— Start Data extract —

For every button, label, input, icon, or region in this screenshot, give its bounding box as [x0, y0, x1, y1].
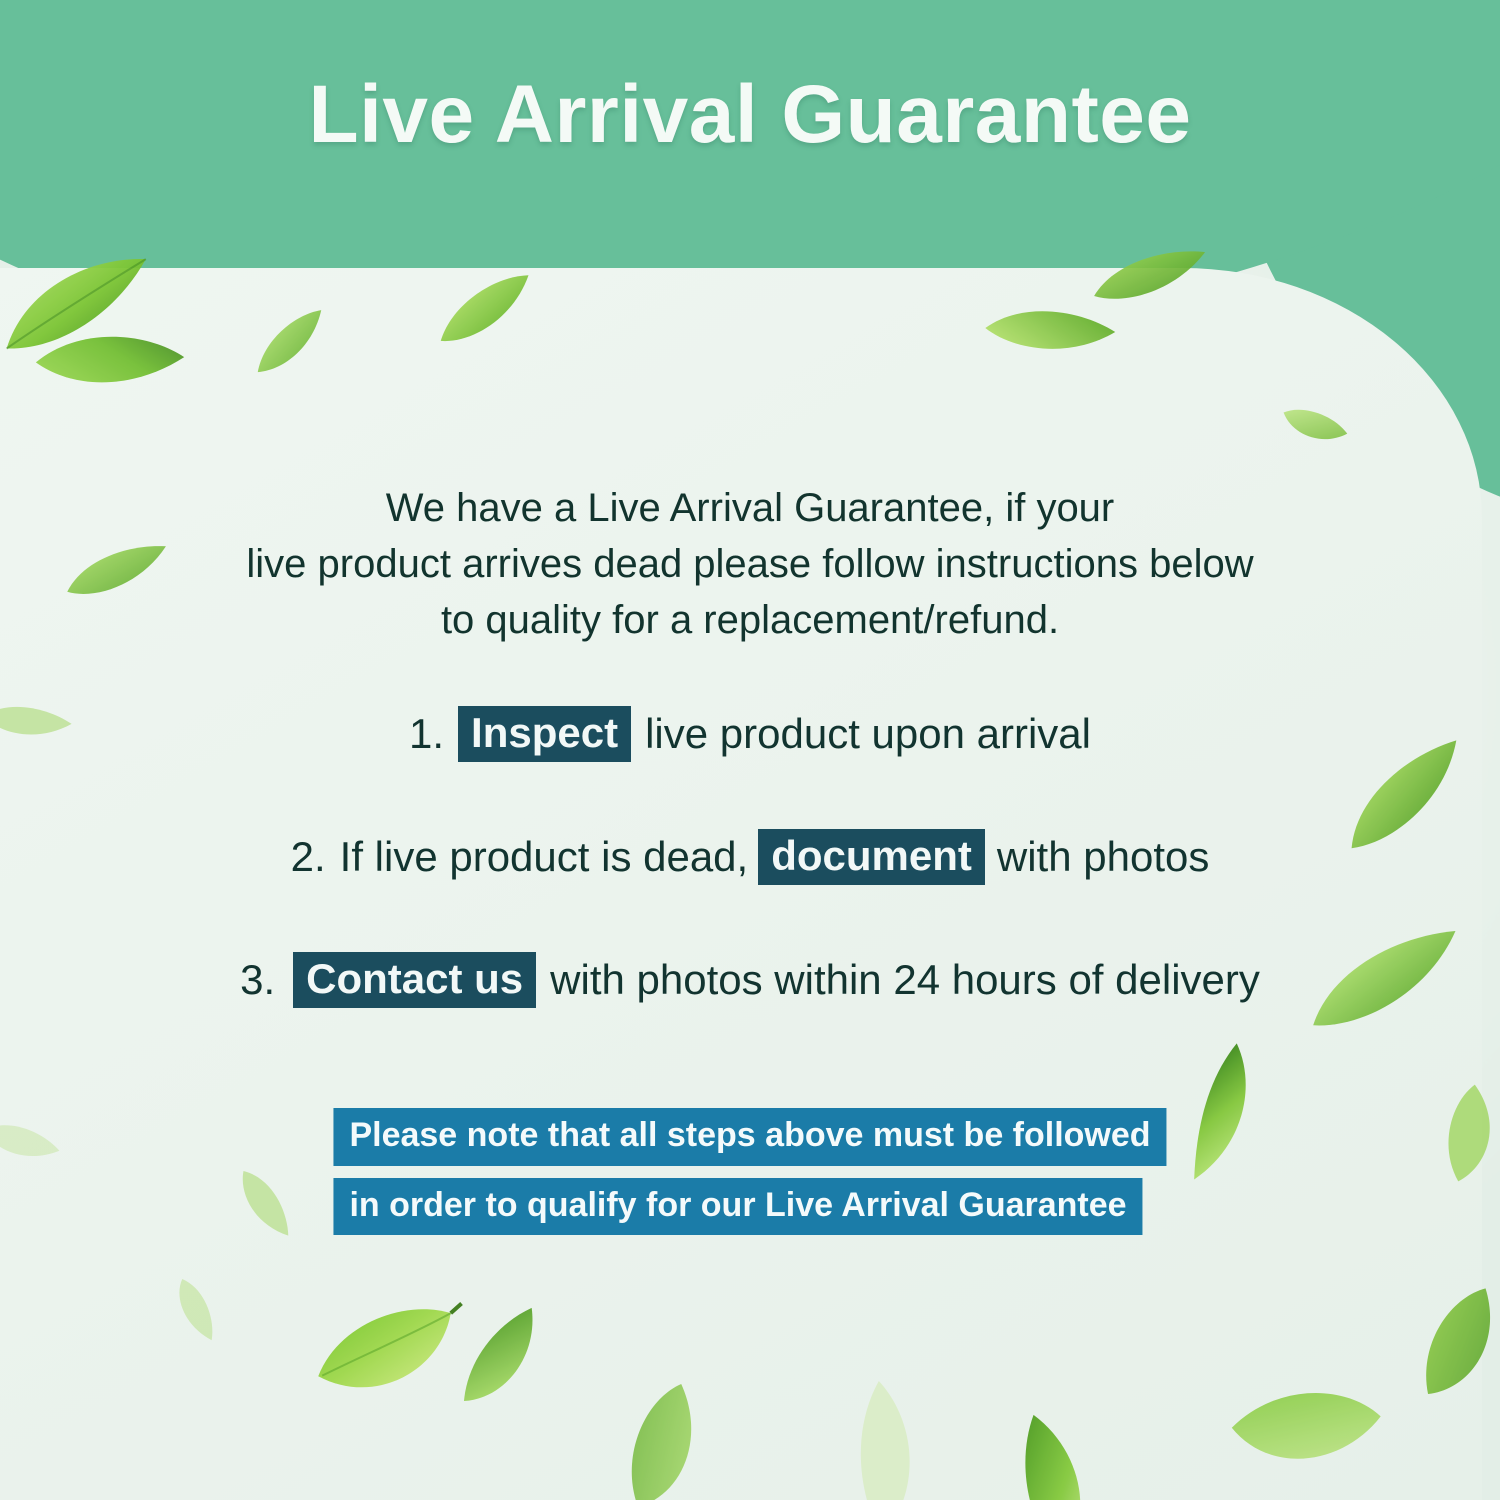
step-number: 2. [291, 833, 326, 881]
intro-line-2: live product arrives dead please follow … [160, 536, 1340, 592]
intro-paragraph: We have a Live Arrival Guarantee, if you… [160, 480, 1340, 648]
live-arrival-guarantee-graphic: Live Arrival Guarantee We have a Live Ar… [0, 0, 1500, 1500]
step-item-1: 1. Inspect live product upon arrival [0, 706, 1500, 762]
step-text: with photos [997, 833, 1209, 881]
footer-note-line-1: Please note that all steps above must be… [333, 1108, 1166, 1166]
step-text: with photos within 24 hours of delivery [550, 956, 1260, 1004]
footer-note-line-2: in order to qualify for our Live Arrival… [333, 1178, 1142, 1236]
step-highlight-contact-us[interactable]: Contact us [293, 952, 536, 1008]
intro-line-3: to quality for a replacement/refund. [160, 592, 1340, 648]
step-text-lead: If live product is dead, [340, 833, 749, 881]
page-title: Live Arrival Guarantee [0, 74, 1500, 156]
step-number: 1. [409, 710, 444, 758]
footer-note: Please note that all steps above must be… [333, 1108, 1166, 1235]
step-item-3: 3. Contact us with photos within 24 hour… [0, 952, 1500, 1008]
steps-list: 1. Inspect live product upon arrival 2. … [0, 706, 1500, 1075]
step-highlight-document: document [758, 829, 985, 885]
step-highlight-inspect: Inspect [458, 706, 631, 762]
step-text: live product upon arrival [645, 710, 1091, 758]
step-number: 3. [240, 956, 275, 1004]
step-item-2: 2. If live product is dead, document wit… [0, 829, 1500, 885]
intro-line-1: We have a Live Arrival Guarantee, if you… [160, 480, 1340, 536]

— End Data extract —

> The problem: Reproduce every line of the records with "live product" swapped for "live animal" and everything else unchanged, leaving out the pictures.

> Solution to this exercise:
For every button, label, input, icon, or region in this screenshot, give its bounding box as [x0, y0, x1, y1].
step-number: 2. [291, 833, 326, 881]
intro-line-2: live animal arrives dead please follow … [160, 536, 1340, 592]
intro-paragraph: We have a Live Arrival Guarantee, if you… [160, 480, 1340, 648]
live-arrival-guarantee-graphic: Live Arrival Guarantee We have a Live Ar… [0, 0, 1500, 1500]
step-item-1: 1. Inspect live animal upon arrival [0, 706, 1500, 762]
step-text: with photos [997, 833, 1209, 881]
footer-note-line-1: Please note that all steps above must be… [333, 1108, 1166, 1166]
step-text: with photos within 24 hours of delivery [550, 956, 1260, 1004]
footer-note-line-2: in order to qualify for our Live Arrival… [333, 1178, 1142, 1236]
step-highlight-contact-us[interactable]: Contact us [293, 952, 536, 1008]
intro-line-3: to quality for a replacement/refund. [160, 592, 1340, 648]
step-text-lead: If live animal is dead, [340, 833, 749, 881]
page-title: Live Arrival Guarantee [0, 74, 1500, 156]
step-number: 1. [409, 710, 444, 758]
footer-note: Please note that all steps above must be… [333, 1108, 1166, 1235]
step-item-3: 3. Contact us with photos within 24 hour… [0, 952, 1500, 1008]
steps-list: 1. Inspect live animal upon arrival 2. … [0, 706, 1500, 1075]
step-highlight-document: document [758, 829, 985, 885]
step-highlight-inspect: Inspect [458, 706, 631, 762]
step-text: live animal upon arrival [645, 710, 1091, 758]
step-number: 3. [240, 956, 275, 1004]
step-item-2: 2. If live animal is dead, document wit… [0, 829, 1500, 885]
intro-line-1: We have a Live Arrival Guarantee, if you… [160, 480, 1340, 536]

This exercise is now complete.